◆ **DOCUMENT EXCERPT**:

——————

Hallucinogen: A substance that induces hallucinations (i.e. visions, sounds, smells, tastes, or sensations) that do not actually exist. Common examples include LSD (“acid”) and psilocybin (“magic mushrooms”). Cannabis/marijuana in high doses also can act as a hallucinogen.
Harm Reduction: Harm reduction is a set of practical strategies and ideas aimed at reducing negative consequences associated with drug or alcohol use. Harm Reduction is also a movement for social justice built on a belief in, and respect for, the rights of people who use drugs. The defining features include a focus on the prevention of harm, rather than on the prevention of substance use itself, with attention and focus on the individual’s active substance use (e.g., a clean needle exchange program can reduce rates of transmission of hepatitis C, HIV, or other infectious disease for individuals suffering from heroin use disorder).
Heroin: Heroin is an illegal, highly addictive opioid drug processed from morphine and extracted from certain poppy plants.
Illicit drugs: Illicit drugs are the nonmedical use of a variety of drugs that are prohibited by law. These drugs can include: amphetamine- type stimulants, marijuana/cannabis, cocaine, heroin, other opioids, and synthetic drugs, such as illicitly manufactured fentanyl (IMF) and ecstasy (MDMA).
Immediate-release opioids: Immediate-release opioids are faster-acting medication with a shorter duration of pain-relieving action. Medication-assisted treatment (MAT) – Treatment for opioid use disorder combining the use of medications (methadone, buprenorphine, or naltrexone) with counseling and behavioral therapies. Morphine milligram equivalents (MME) – The amount of milligrams of morphine an opioid dose is equal to when prescribed. Calculating MME accounts for differences in opioid drug type and strength.
Intensive Outpatient Program: Intensive Outreach Programs are located at an agency office and provide intensive and structured substance use treatment, three to four days a week. The programs usually last three or four weeks and may be conducted during the daytime or in the evening.

——————

◆ **DATA SHOWN**:
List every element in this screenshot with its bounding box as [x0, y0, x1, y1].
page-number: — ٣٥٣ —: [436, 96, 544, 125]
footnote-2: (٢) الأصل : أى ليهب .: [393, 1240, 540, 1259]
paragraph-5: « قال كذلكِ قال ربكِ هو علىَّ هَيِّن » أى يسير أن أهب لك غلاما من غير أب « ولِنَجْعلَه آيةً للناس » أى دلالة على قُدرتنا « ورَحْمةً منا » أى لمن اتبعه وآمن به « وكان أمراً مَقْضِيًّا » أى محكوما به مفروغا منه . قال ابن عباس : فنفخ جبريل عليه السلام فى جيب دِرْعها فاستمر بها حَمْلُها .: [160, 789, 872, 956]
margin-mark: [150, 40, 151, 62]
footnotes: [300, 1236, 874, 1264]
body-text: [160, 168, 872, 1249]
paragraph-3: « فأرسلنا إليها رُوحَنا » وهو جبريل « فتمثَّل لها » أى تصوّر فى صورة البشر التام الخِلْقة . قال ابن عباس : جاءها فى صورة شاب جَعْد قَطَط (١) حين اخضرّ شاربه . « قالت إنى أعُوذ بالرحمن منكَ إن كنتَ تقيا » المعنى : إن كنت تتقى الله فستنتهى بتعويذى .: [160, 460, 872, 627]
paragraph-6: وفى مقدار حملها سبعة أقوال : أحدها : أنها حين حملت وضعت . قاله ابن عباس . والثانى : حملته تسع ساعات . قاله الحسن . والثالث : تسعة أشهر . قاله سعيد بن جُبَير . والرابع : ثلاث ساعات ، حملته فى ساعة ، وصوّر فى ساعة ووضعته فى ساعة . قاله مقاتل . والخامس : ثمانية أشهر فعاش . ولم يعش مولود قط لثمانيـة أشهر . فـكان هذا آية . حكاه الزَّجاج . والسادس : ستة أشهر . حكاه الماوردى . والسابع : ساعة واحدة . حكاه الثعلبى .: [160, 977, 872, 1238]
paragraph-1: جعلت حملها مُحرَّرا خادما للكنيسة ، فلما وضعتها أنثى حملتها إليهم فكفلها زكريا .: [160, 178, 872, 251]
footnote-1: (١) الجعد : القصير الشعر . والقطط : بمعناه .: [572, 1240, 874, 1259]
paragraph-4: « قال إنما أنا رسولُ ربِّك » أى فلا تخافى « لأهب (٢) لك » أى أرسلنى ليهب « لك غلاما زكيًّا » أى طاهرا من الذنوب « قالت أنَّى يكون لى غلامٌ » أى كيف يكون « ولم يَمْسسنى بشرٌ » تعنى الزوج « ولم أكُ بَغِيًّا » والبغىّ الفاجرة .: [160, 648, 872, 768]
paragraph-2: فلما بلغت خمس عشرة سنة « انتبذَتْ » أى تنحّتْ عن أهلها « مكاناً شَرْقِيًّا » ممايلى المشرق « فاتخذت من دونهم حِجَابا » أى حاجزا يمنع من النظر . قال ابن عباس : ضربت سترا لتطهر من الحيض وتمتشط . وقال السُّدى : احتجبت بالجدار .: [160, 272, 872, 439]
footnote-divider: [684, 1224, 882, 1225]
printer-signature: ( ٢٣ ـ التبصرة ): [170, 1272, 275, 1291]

——————

◆ **EXERCISES TO COMPLETE**:
(a) Reproduce the substance use glossary from "Hallucinogen: A substance" to "as a hallucinogen.".
(b) Based on the substance use glossary, answer yes or no to each statement, quoting the words that decide it: (i) Heroin is processed from morphine. (ii) Intensive outpatient programs run five days a week. (iii) Harm reduction focuses on preventing substance use itself.

◆ **ANSWER SET**:
(a)
Hallucinogen: A substance that induces hallucinations (i.e. visions, sounds, smells, tastes, or sensations) that do not actually exist. Common examples include LSD (“acid”) and psilocybin (“magic mushrooms”). Cannabis/marijuana in high doses also can act as a hallucinogen.

(b)
(i) Yes: "processed from morphine and extracted from certain poppy plants"
(ii) No: "three to four days a week"
(iii) No: "a focus on the prevention of harm, rather than on the prevention of substance use itself"